- _The request_
From the entries below, tally how many lines contain "Average" and report only that figure.

- _Data entries_
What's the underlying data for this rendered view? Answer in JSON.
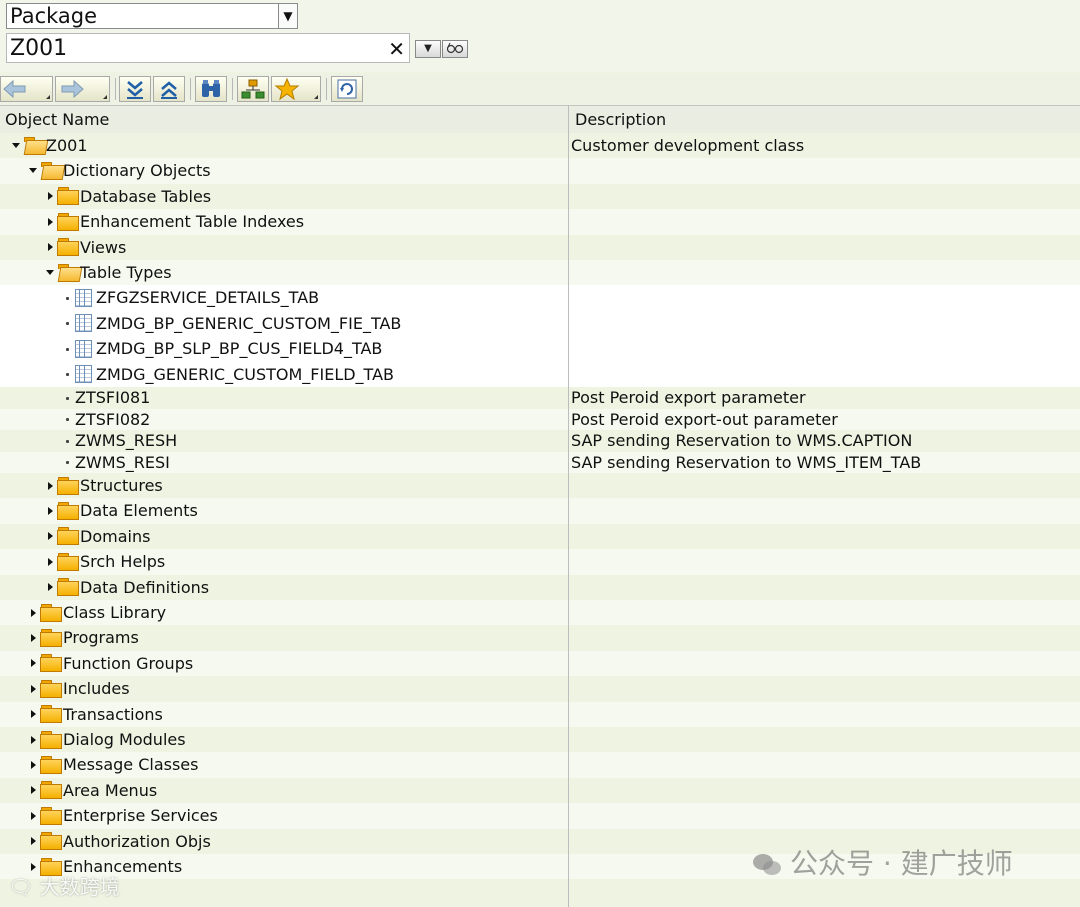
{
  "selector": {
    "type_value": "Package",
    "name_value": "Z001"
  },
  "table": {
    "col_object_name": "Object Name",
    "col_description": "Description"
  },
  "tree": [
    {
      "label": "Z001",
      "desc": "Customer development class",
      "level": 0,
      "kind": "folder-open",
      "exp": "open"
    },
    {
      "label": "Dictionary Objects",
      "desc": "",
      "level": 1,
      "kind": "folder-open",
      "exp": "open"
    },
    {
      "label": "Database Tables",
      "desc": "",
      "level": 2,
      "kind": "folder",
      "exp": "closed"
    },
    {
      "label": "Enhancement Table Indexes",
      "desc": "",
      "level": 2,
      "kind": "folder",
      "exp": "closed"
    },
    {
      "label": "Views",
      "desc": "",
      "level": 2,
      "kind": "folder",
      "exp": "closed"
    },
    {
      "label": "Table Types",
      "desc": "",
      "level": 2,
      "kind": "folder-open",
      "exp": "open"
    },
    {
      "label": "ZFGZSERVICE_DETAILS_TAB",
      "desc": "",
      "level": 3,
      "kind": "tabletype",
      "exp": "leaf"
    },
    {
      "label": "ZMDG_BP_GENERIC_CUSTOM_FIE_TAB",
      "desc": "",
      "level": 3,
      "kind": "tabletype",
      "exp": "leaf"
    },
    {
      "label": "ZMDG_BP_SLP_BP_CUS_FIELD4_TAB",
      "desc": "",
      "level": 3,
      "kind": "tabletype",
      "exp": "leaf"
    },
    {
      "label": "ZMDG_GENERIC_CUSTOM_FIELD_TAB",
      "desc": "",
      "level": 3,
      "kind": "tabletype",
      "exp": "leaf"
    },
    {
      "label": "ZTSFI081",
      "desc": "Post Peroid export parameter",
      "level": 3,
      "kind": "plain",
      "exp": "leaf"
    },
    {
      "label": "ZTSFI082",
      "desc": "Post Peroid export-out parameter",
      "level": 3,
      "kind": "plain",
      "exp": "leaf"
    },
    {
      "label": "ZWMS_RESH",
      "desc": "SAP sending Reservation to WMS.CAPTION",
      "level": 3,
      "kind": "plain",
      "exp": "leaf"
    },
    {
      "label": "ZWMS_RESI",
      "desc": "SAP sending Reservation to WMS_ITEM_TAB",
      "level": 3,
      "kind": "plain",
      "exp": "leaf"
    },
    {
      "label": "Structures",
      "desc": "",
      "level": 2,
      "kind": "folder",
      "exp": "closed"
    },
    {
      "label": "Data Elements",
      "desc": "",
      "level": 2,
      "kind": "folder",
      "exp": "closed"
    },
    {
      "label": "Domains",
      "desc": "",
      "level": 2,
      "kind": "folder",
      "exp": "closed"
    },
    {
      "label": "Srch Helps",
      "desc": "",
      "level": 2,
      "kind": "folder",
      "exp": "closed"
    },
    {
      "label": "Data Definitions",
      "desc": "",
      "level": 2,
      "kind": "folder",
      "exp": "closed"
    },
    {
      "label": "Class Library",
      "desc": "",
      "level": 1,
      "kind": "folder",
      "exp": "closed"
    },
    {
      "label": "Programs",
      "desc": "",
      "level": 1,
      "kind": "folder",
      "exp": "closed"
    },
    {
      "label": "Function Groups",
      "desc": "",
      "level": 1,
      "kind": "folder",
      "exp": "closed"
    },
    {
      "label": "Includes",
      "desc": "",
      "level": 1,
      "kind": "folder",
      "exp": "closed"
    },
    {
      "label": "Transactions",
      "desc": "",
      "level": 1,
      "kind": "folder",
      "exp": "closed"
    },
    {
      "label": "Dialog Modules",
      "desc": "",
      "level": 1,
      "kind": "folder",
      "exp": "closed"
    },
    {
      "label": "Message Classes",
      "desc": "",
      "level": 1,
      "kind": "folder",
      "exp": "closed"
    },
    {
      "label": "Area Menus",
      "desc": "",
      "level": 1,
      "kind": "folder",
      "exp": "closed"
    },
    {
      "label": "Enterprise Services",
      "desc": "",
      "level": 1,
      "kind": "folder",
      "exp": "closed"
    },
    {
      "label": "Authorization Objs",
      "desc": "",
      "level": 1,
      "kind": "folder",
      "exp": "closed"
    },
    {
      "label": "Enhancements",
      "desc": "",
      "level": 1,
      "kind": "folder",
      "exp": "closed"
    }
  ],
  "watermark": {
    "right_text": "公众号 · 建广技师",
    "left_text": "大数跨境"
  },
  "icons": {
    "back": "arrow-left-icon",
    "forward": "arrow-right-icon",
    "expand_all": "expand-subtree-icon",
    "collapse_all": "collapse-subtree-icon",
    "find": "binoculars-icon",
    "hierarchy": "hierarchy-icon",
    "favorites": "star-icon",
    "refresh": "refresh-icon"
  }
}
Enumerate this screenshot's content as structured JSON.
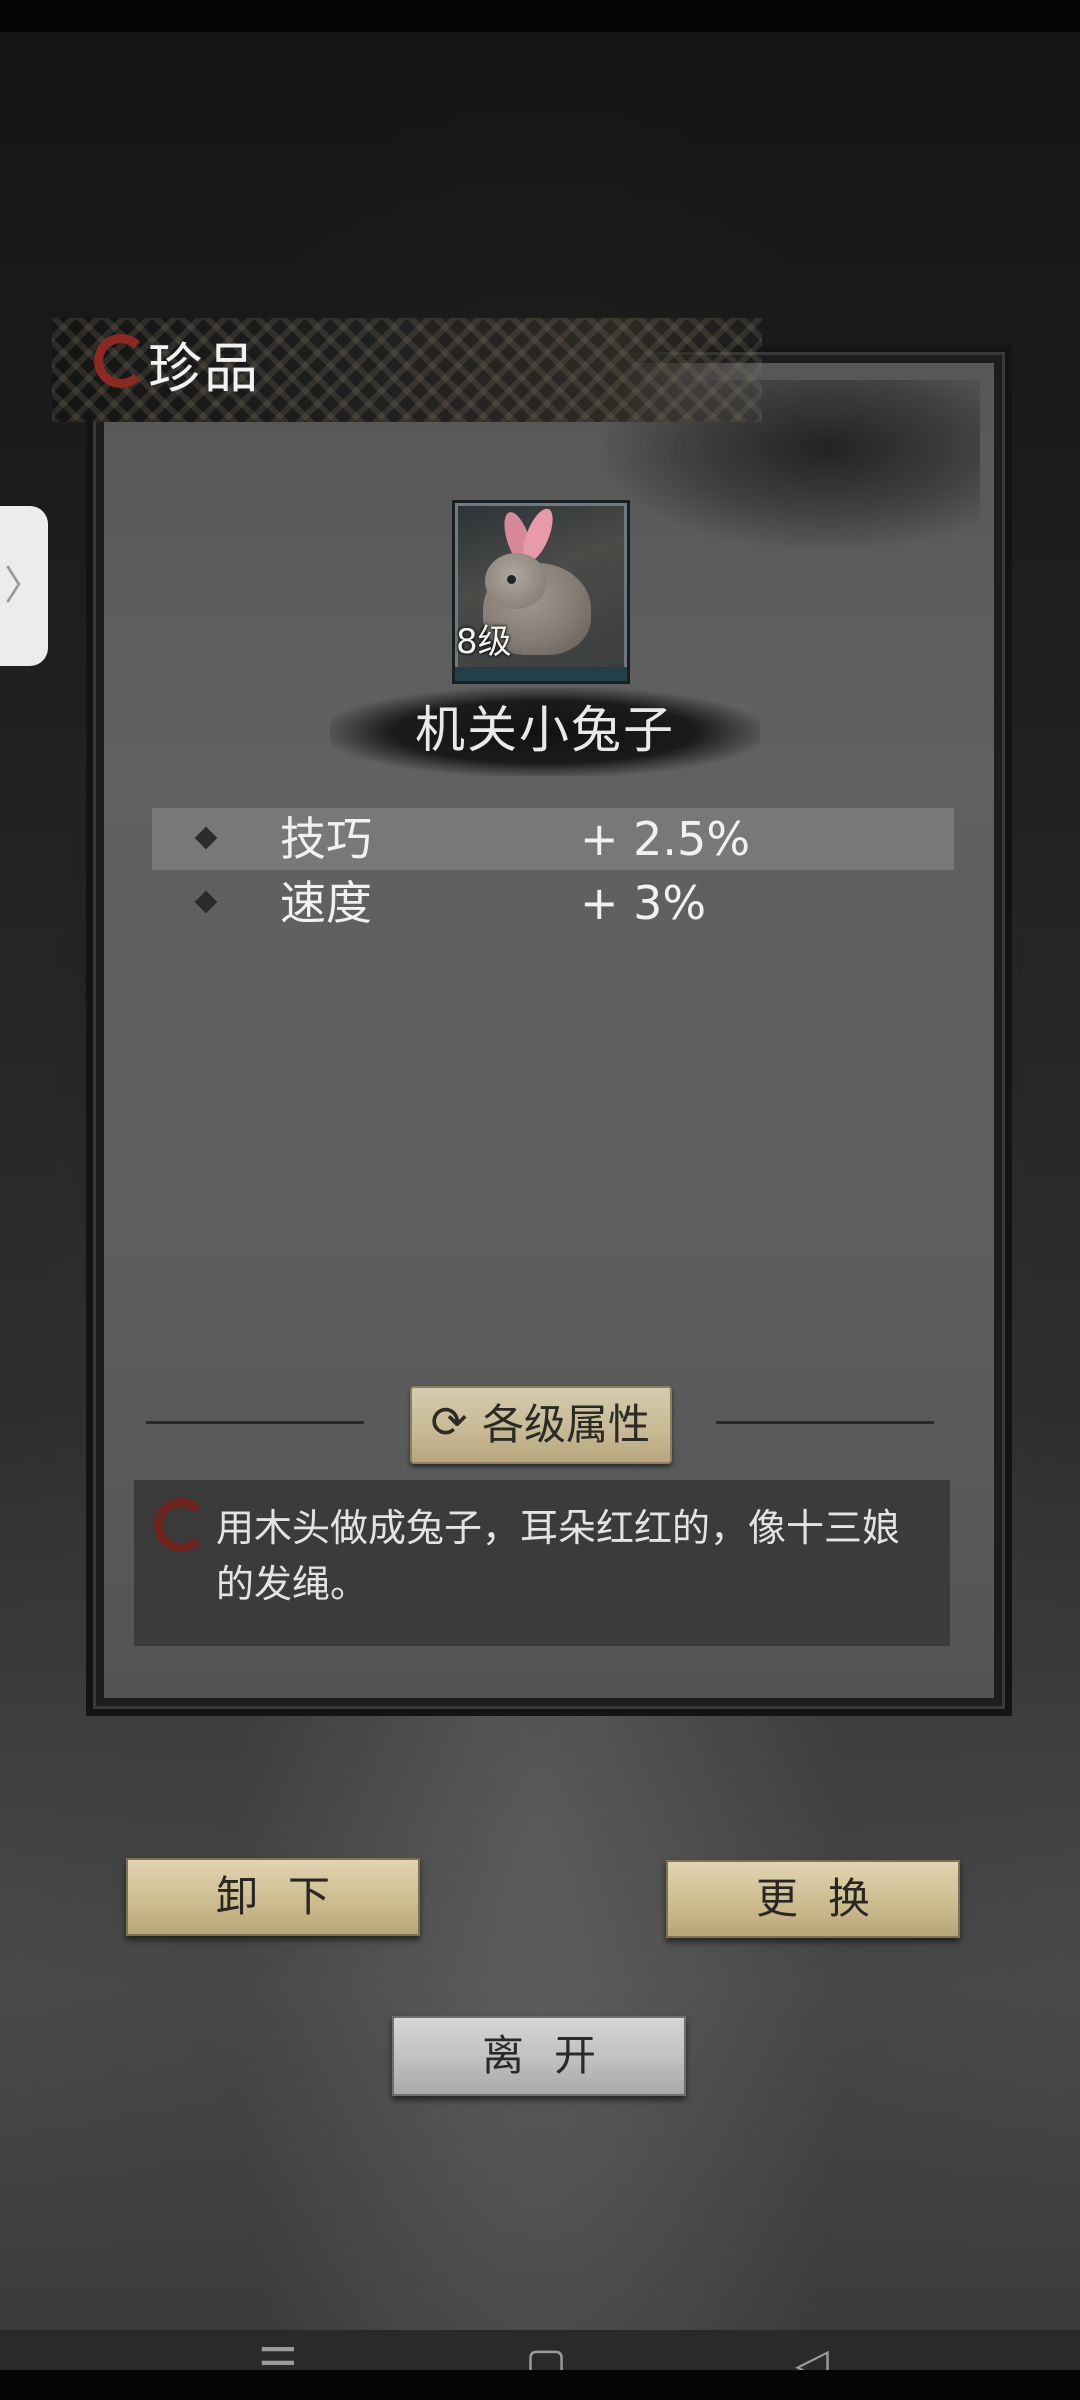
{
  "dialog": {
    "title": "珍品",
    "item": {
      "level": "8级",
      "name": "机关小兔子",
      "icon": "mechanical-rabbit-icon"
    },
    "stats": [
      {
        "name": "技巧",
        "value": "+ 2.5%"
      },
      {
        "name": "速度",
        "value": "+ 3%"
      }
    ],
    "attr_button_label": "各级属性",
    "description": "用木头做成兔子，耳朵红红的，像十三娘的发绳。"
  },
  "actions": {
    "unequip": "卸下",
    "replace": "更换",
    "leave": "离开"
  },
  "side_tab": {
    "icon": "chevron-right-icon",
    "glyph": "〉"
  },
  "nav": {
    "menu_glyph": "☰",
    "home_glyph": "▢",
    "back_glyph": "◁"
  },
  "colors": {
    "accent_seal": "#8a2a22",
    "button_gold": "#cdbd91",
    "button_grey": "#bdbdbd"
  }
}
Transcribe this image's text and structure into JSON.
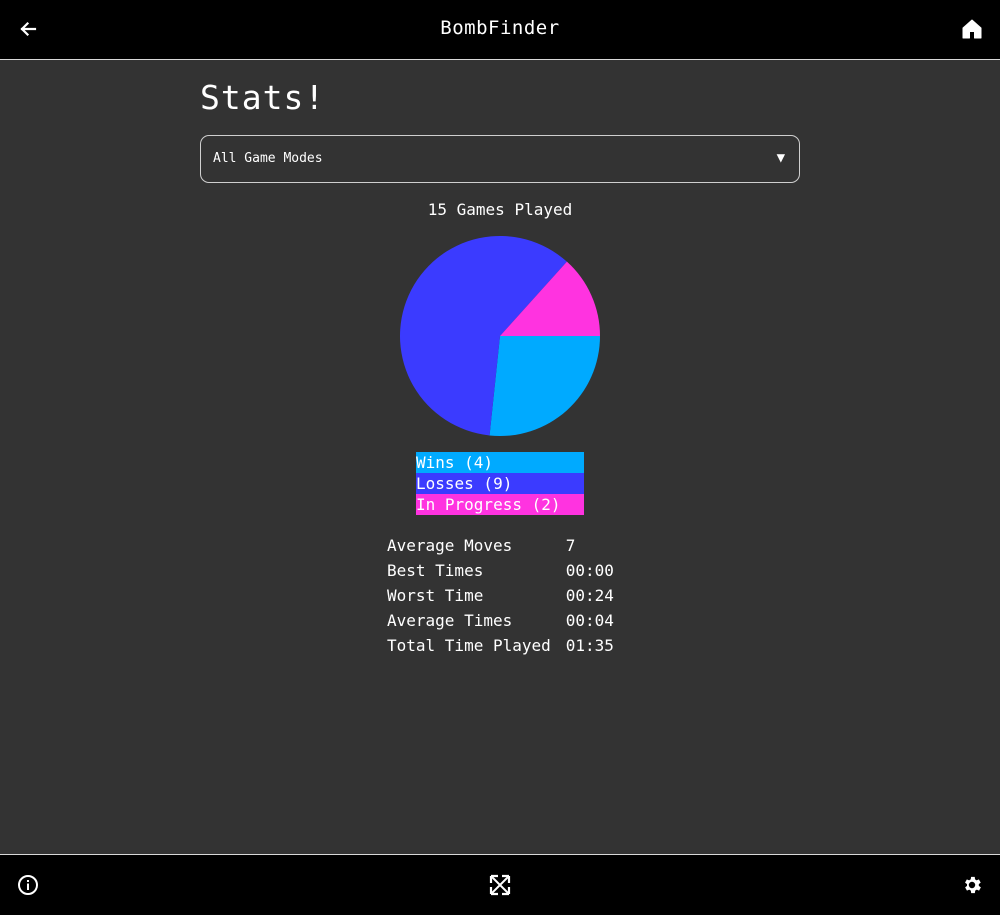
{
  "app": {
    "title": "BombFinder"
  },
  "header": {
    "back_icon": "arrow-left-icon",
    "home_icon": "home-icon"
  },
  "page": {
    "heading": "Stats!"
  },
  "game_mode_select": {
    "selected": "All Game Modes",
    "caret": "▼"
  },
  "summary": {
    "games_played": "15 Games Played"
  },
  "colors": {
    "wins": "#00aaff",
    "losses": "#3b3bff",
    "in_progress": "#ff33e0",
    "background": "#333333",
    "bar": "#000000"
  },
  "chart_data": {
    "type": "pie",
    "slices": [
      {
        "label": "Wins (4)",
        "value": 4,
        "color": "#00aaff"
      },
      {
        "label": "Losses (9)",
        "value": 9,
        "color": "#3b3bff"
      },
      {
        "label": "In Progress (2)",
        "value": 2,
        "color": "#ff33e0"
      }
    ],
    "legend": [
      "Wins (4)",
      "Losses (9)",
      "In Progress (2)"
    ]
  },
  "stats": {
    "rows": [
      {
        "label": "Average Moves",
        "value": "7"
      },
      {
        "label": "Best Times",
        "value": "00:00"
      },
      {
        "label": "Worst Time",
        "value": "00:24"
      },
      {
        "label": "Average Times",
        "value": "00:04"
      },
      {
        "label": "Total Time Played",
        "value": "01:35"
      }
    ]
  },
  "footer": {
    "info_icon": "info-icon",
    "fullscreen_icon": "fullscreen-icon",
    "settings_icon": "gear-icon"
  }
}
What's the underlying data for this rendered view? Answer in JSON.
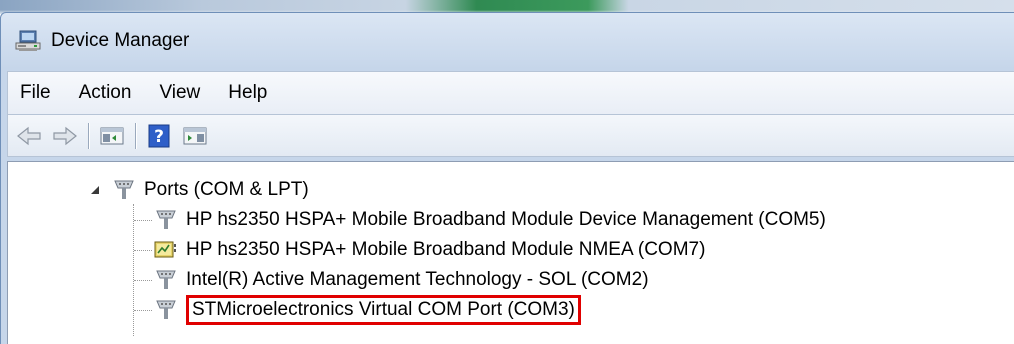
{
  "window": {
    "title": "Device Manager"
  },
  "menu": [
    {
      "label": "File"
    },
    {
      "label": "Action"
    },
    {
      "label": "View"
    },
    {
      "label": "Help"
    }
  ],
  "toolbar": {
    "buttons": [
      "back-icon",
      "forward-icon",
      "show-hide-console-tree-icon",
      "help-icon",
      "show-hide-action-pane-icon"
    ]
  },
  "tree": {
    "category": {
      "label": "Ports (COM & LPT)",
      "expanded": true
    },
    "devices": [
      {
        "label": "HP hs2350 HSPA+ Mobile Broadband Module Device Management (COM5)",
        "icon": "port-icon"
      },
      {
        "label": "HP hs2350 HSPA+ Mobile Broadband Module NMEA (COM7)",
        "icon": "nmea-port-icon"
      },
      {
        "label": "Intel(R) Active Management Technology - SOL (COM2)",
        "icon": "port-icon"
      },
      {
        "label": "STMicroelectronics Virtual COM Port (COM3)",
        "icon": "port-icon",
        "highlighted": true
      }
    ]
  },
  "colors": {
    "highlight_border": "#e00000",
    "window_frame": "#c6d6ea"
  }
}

- _Final result_
2